-- Start of WORKING DATA --
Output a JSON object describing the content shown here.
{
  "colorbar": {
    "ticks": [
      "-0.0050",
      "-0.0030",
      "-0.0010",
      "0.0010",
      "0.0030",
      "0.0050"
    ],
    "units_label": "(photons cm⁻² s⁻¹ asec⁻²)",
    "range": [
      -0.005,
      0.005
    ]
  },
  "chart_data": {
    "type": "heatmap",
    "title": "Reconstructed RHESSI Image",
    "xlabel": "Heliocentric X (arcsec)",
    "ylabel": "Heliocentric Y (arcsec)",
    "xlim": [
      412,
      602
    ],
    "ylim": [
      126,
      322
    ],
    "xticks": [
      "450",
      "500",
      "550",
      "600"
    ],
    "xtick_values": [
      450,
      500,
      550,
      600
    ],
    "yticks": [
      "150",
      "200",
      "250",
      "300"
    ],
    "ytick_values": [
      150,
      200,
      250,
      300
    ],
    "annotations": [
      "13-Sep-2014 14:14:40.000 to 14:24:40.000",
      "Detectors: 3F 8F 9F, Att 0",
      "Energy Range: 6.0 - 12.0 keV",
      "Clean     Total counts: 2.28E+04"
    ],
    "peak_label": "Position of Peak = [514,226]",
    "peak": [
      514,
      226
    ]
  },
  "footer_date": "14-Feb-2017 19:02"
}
-- End of WORKING DATA --
Your task is to repeat every line exactly.

Output a JSON object describing the content shown here.
{
  "colorbar": {
    "ticks": [
      "-0.0050",
      "-0.0030",
      "-0.0010",
      "0.0010",
      "0.0030",
      "0.0050"
    ],
    "units_label": "(photons cm⁻² s⁻¹ asec⁻²)",
    "range": [
      -0.005,
      0.005
    ]
  },
  "chart_data": {
    "type": "heatmap",
    "title": "Reconstructed RHESSI Image",
    "xlabel": "Heliocentric X (arcsec)",
    "ylabel": "Heliocentric Y (arcsec)",
    "xlim": [
      412,
      602
    ],
    "ylim": [
      126,
      322
    ],
    "xticks": [
      "450",
      "500",
      "550",
      "600"
    ],
    "xtick_values": [
      450,
      500,
      550,
      600
    ],
    "yticks": [
      "150",
      "200",
      "250",
      "300"
    ],
    "ytick_values": [
      150,
      200,
      250,
      300
    ],
    "annotations": [
      "13-Sep-2014 14:14:40.000 to 14:24:40.000",
      "Detectors: 3F 8F 9F, Att 0",
      "Energy Range: 6.0 - 12.0 keV",
      "Clean     Total counts: 2.28E+04"
    ],
    "peak_label": "Position of Peak = [514,226]",
    "peak": [
      514,
      226
    ]
  },
  "footer_date": "14-Feb-2017 19:02"
}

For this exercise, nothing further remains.